(Items listed in a dataset)
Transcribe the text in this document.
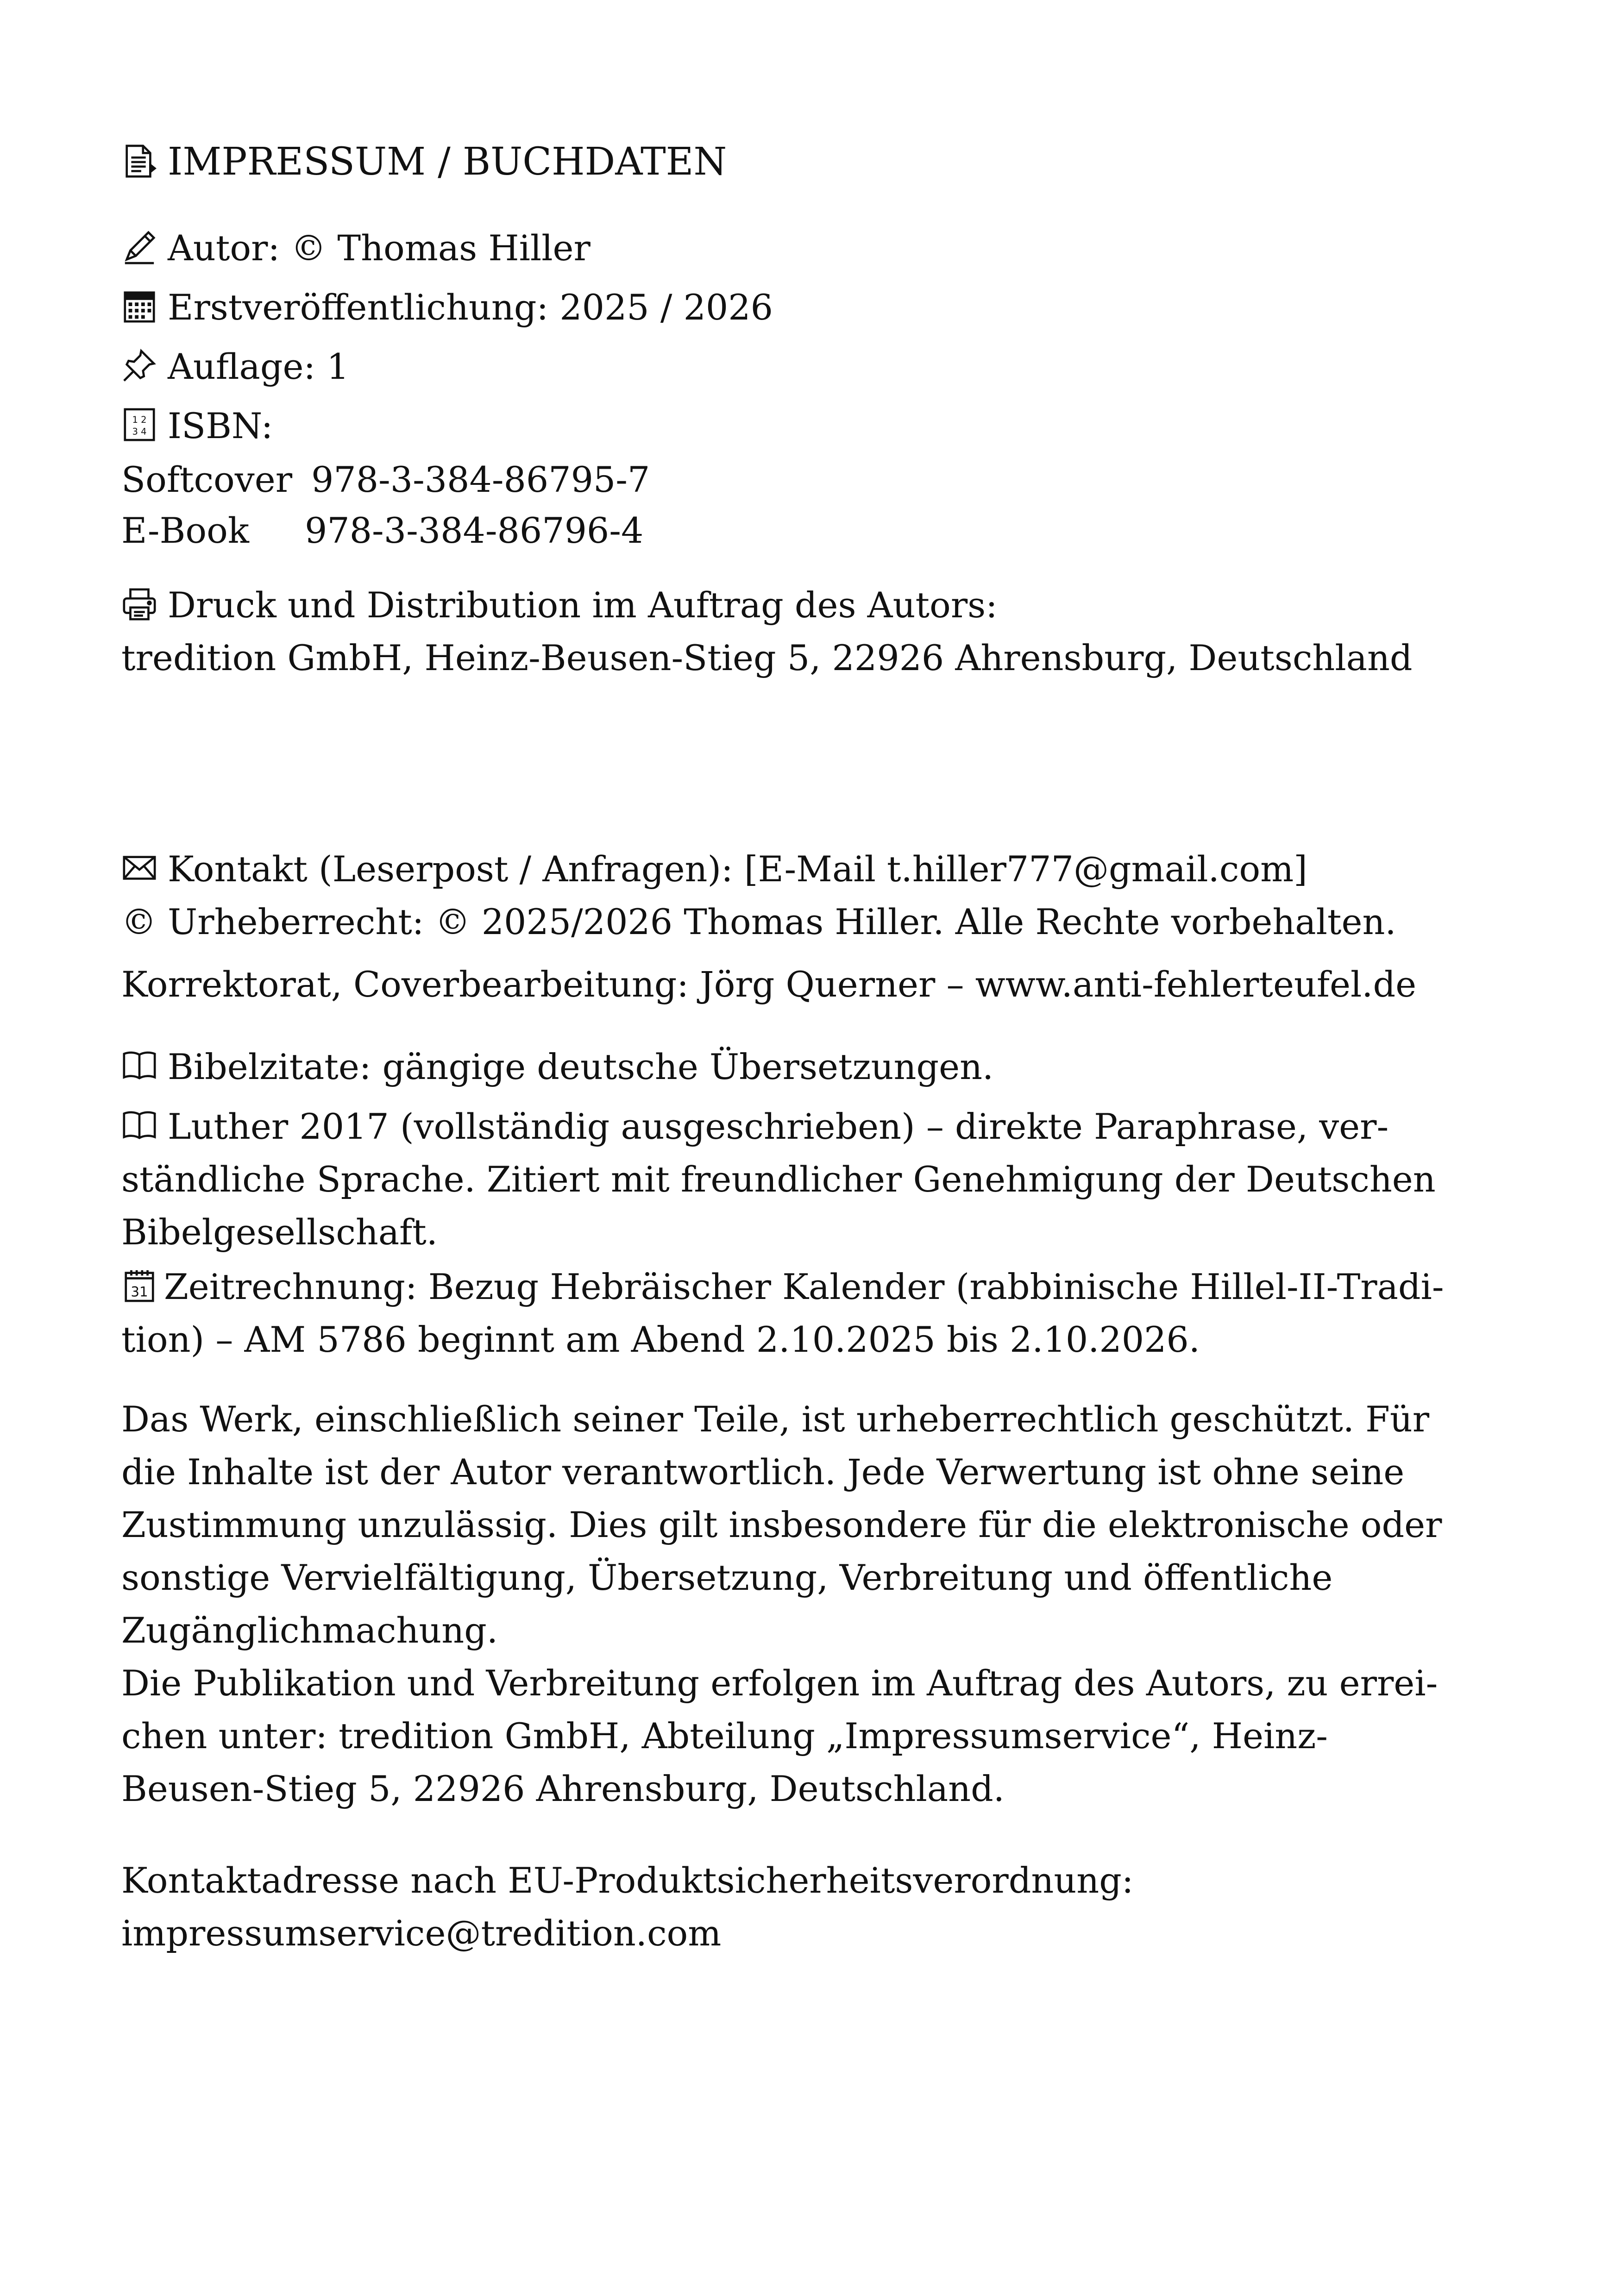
IMPRESSUM / BUCHDATEN
Autor: © Thomas Hiller
Erstveröffentlichung: 2025 / 2026
Auflage: 1
1 2
3 4 ISBN:
Softcover 978-3-384-86795-7
E-Book 978-3-384-86796-4
Druck und Distribution im Auftrag des Autors:
tredition GmbH, Heinz-Beusen-Stieg 5, 22926 Ahrensburg, Deutschland
Kontakt (Leserpost / Anfragen): [E-Mail t.hiller777@gmail.com]
© Urheberrecht: © 2025/2026 Thomas Hiller. Alle Rechte vorbehalten.
Korrektorat, Coverbearbeitung: Jörg Querner – www.anti-fehlerteufel.de
Bibelzitate: gängige deutsche Übersetzungen.
Luther 2017 (vollständig ausgeschrieben) – direkte Paraphrase, ver-
ständliche Sprache. Zitiert mit freundlicher Genehmigung der Deutschen
Bibelgesellschaft.
31 Zeitrechnung: Bezug Hebräischer Kalender (rabbinische Hillel-II-Tradi-
tion) – AM 5786 beginnt am Abend 2.10.2025 bis 2.10.2026.
Das Werk, einschließlich seiner Teile, ist urheberrechtlich geschützt. Für
die Inhalte ist der Autor verantwortlich. Jede Verwertung ist ohne seine
Zustimmung unzulässig. Dies gilt insbesondere für die elektronische oder
sonstige Vervielfältigung, Übersetzung, Verbreitung und öffentliche
Zugänglichmachung.
Die Publikation und Verbreitung erfolgen im Auftrag des Autors, zu errei-
chen unter: tredition GmbH, Abteilung „Impressumservice“, Heinz-
Beusen-Stieg 5, 22926 Ahrensburg, Deutschland.
Kontaktadresse nach EU-Produktsicherheitsverordnung:
impressumservice@tredition.com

#### [Problem to solve]
Leave out the pictures, and give all the records again exactly.

#### [Result for this task]
Transcribe the text in this document.
IMPRESSUM / BUCHDATEN
Autor: © Thomas Hiller
Erstveröffentlichung: 2025 / 2026
Auflage: 1
1 2
3 4 ISBN:
Softcover 978-3-384-86795-7
E-Book 978-3-384-86796-4
Druck und Distribution im Auftrag des Autors:
tredition GmbH, Heinz-Beusen-Stieg 5, 22926 Ahrensburg, Deutschland
Kontakt (Leserpost / Anfragen): [E-Mail t.hiller777@gmail.com]
© Urheberrecht: © 2025/2026 Thomas Hiller. Alle Rechte vorbehalten.
Korrektorat, Coverbearbeitung: Jörg Querner – www.anti-fehlerteufel.de
Bibelzitate: gängige deutsche Übersetzungen.
Luther 2017 (vollständig ausgeschrieben) – direkte Paraphrase, ver-
ständliche Sprache. Zitiert mit freundlicher Genehmigung der Deutschen
Bibelgesellschaft.
31 Zeitrechnung: Bezug Hebräischer Kalender (rabbinische Hillel-II-Tradi-
tion) – AM 5786 beginnt am Abend 2.10.2025 bis 2.10.2026.
Das Werk, einschließlich seiner Teile, ist urheberrechtlich geschützt. Für
die Inhalte ist der Autor verantwortlich. Jede Verwertung ist ohne seine
Zustimmung unzulässig. Dies gilt insbesondere für die elektronische oder
sonstige Vervielfältigung, Übersetzung, Verbreitung und öffentliche
Zugänglichmachung.
Die Publikation und Verbreitung erfolgen im Auftrag des Autors, zu errei-
chen unter: tredition GmbH, Abteilung „Impressumservice“, Heinz-
Beusen-Stieg 5, 22926 Ahrensburg, Deutschland.
Kontaktadresse nach EU-Produktsicherheitsverordnung:
impressumservice@tredition.com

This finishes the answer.